The input
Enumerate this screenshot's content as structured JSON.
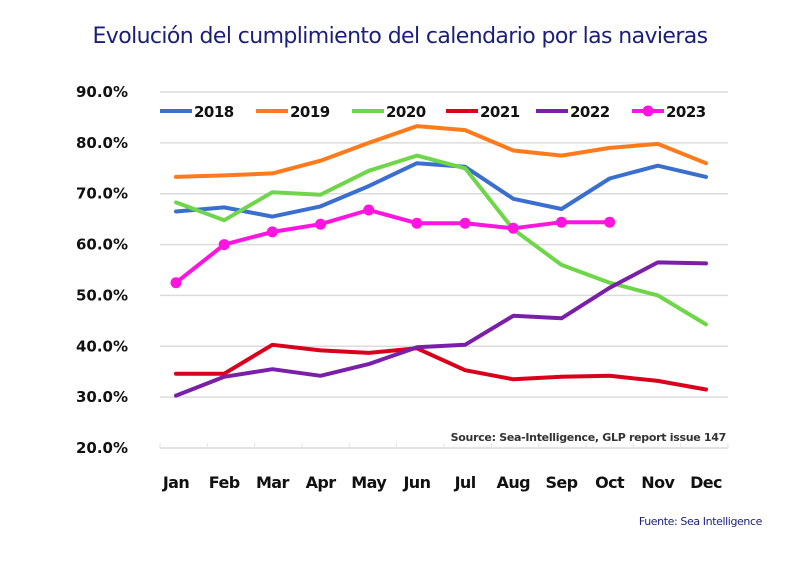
{
  "title": "Evolución del cumplimiento del calendario por las navieras",
  "footer_source": "Fuente: Sea Intelligence",
  "chart_data": {
    "type": "line",
    "title": "Evolución del cumplimiento del calendario por las navieras",
    "xlabel": "",
    "ylabel": "",
    "categories": [
      "Jan",
      "Feb",
      "Mar",
      "Apr",
      "May",
      "Jun",
      "Jul",
      "Aug",
      "Sep",
      "Oct",
      "Nov",
      "Dec"
    ],
    "ylim": [
      20,
      90
    ],
    "yticks": [
      20,
      30,
      40,
      50,
      60,
      70,
      80,
      90
    ],
    "ytick_labels": [
      "20.0%",
      "30.0%",
      "40.0%",
      "50.0%",
      "60.0%",
      "70.0%",
      "80.0%",
      "90.0%"
    ],
    "grid": true,
    "legend_position": "top",
    "annotation": "Source: Sea-Intelligence, GLP report issue 147",
    "series": [
      {
        "name": "2018",
        "color": "#3a6fcf",
        "markers": false,
        "values": [
          66.5,
          67.3,
          65.5,
          67.5,
          71.5,
          76.0,
          75.3,
          69.0,
          67.0,
          73.0,
          75.5,
          73.3
        ]
      },
      {
        "name": "2019",
        "color": "#ff7a1a",
        "markers": false,
        "values": [
          73.3,
          73.6,
          74.0,
          76.5,
          80.0,
          83.3,
          82.5,
          78.5,
          77.5,
          79.0,
          79.8,
          76.0
        ]
      },
      {
        "name": "2020",
        "color": "#6fd64a",
        "markers": false,
        "values": [
          68.3,
          64.8,
          70.3,
          69.8,
          74.5,
          77.5,
          75.0,
          63.0,
          56.0,
          52.5,
          50.0,
          44.3
        ]
      },
      {
        "name": "2021",
        "color": "#d9001b",
        "markers": false,
        "values": [
          34.6,
          34.6,
          40.3,
          39.2,
          38.7,
          39.6,
          35.3,
          33.5,
          34.0,
          34.2,
          33.2,
          31.5
        ]
      },
      {
        "name": "2022",
        "color": "#7a1fa8",
        "markers": false,
        "values": [
          30.3,
          34.0,
          35.5,
          34.2,
          36.5,
          39.8,
          40.3,
          46.0,
          45.5,
          51.5,
          56.5,
          56.3
        ]
      },
      {
        "name": "2023",
        "color": "#ff14e0",
        "markers": true,
        "values": [
          52.5,
          60.0,
          62.5,
          64.0,
          66.8,
          64.2,
          64.2,
          63.2,
          64.4,
          64.4
        ]
      }
    ]
  }
}
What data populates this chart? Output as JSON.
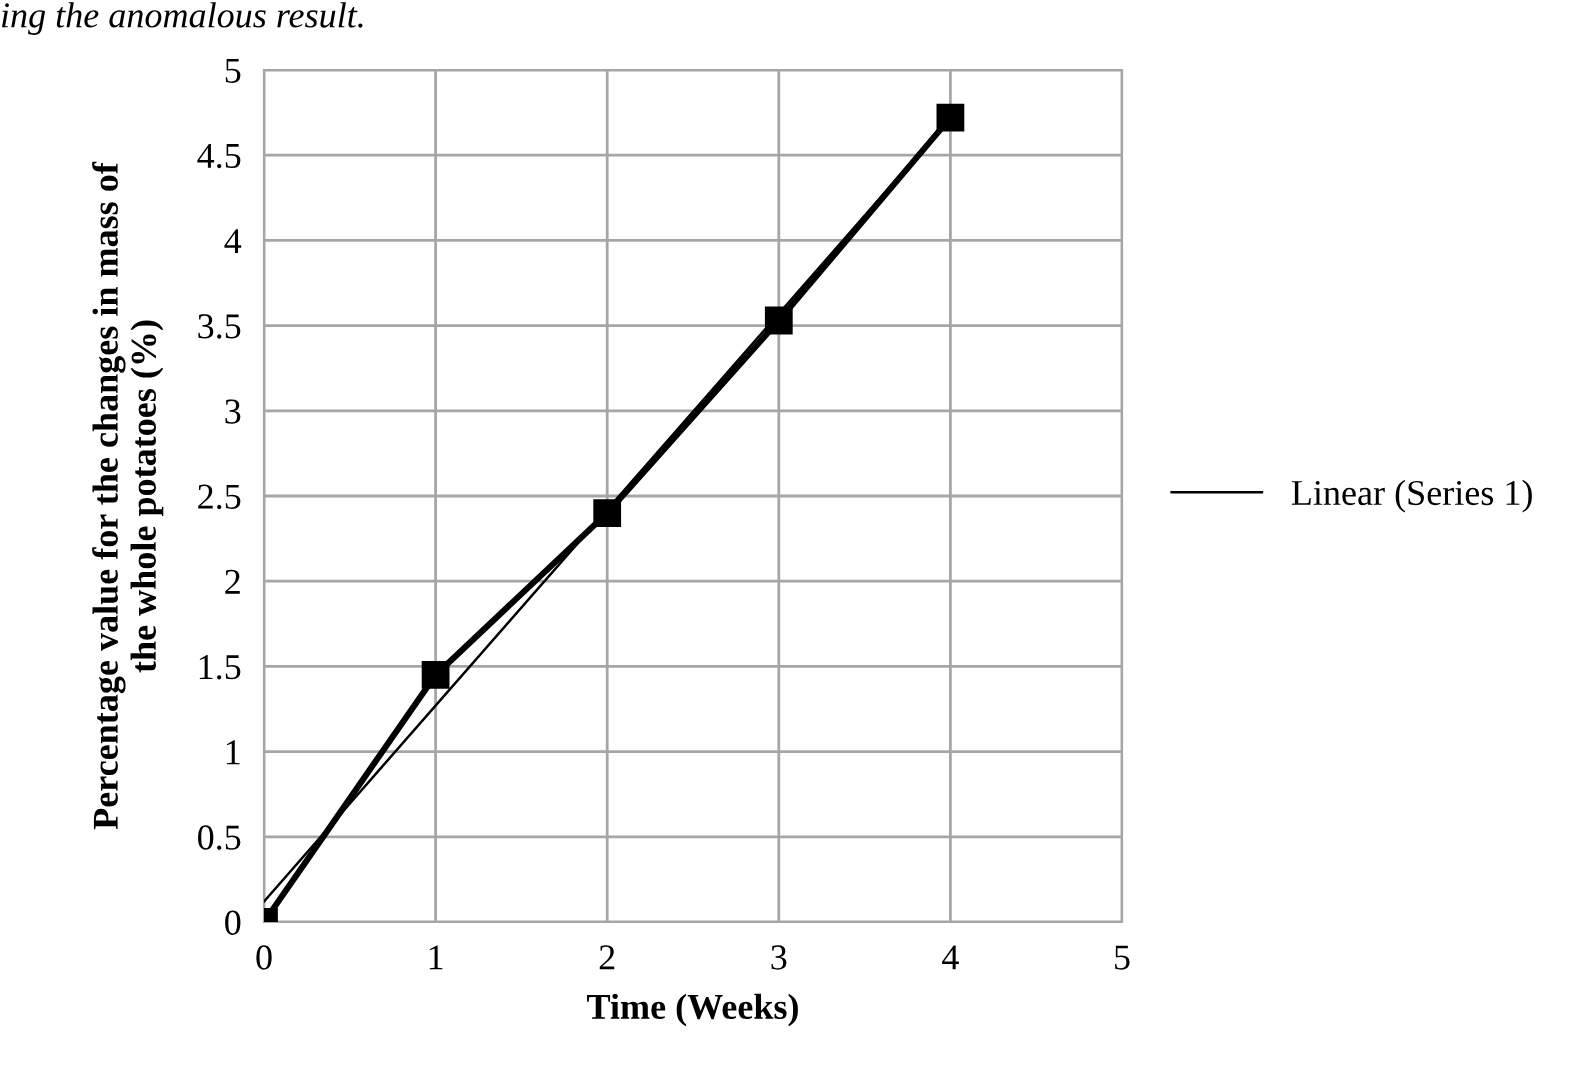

Direction
Each entry above is to be written out again unchanged, apart from the pictures, which are left out.

Full answer
Enumerate this screenshot's content as structured JSON.
{
  "title": "Evolución del cumplimiento del calendario por las navieras",
  "footer_source": "Fuente: Sea Intelligence",
  "chart_data": {
    "type": "line",
    "title": "Evolución del cumplimiento del calendario por las navieras",
    "xlabel": "",
    "ylabel": "",
    "categories": [
      "Jan",
      "Feb",
      "Mar",
      "Apr",
      "May",
      "Jun",
      "Jul",
      "Aug",
      "Sep",
      "Oct",
      "Nov",
      "Dec"
    ],
    "ylim": [
      20,
      90
    ],
    "yticks": [
      20,
      30,
      40,
      50,
      60,
      70,
      80,
      90
    ],
    "ytick_labels": [
      "20.0%",
      "30.0%",
      "40.0%",
      "50.0%",
      "60.0%",
      "70.0%",
      "80.0%",
      "90.0%"
    ],
    "grid": true,
    "legend_position": "top",
    "annotation": "Source: Sea-Intelligence, GLP report issue 147",
    "series": [
      {
        "name": "2018",
        "color": "#3a6fcf",
        "markers": false,
        "values": [
          66.5,
          67.3,
          65.5,
          67.5,
          71.5,
          76.0,
          75.3,
          69.0,
          67.0,
          73.0,
          75.5,
          73.3
        ]
      },
      {
        "name": "2019",
        "color": "#ff7a1a",
        "markers": false,
        "values": [
          73.3,
          73.6,
          74.0,
          76.5,
          80.0,
          83.3,
          82.5,
          78.5,
          77.5,
          79.0,
          79.8,
          76.0
        ]
      },
      {
        "name": "2020",
        "color": "#6fd64a",
        "markers": false,
        "values": [
          68.3,
          64.8,
          70.3,
          69.8,
          74.5,
          77.5,
          75.0,
          63.0,
          56.0,
          52.5,
          50.0,
          44.3
        ]
      },
      {
        "name": "2021",
        "color": "#d9001b",
        "markers": false,
        "values": [
          34.6,
          34.6,
          40.3,
          39.2,
          38.7,
          39.6,
          35.3,
          33.5,
          34.0,
          34.2,
          33.2,
          31.5
        ]
      },
      {
        "name": "2022",
        "color": "#7a1fa8",
        "markers": false,
        "values": [
          30.3,
          34.0,
          35.5,
          34.2,
          36.5,
          39.8,
          40.3,
          46.0,
          45.5,
          51.5,
          56.5,
          56.3
        ]
      },
      {
        "name": "2023",
        "color": "#ff14e0",
        "markers": true,
        "values": [
          52.5,
          60.0,
          62.5,
          64.0,
          66.8,
          64.2,
          64.2,
          63.2,
          64.4,
          64.4
        ]
      }
    ]
  }
}
What data populates this chart? Output as JSON.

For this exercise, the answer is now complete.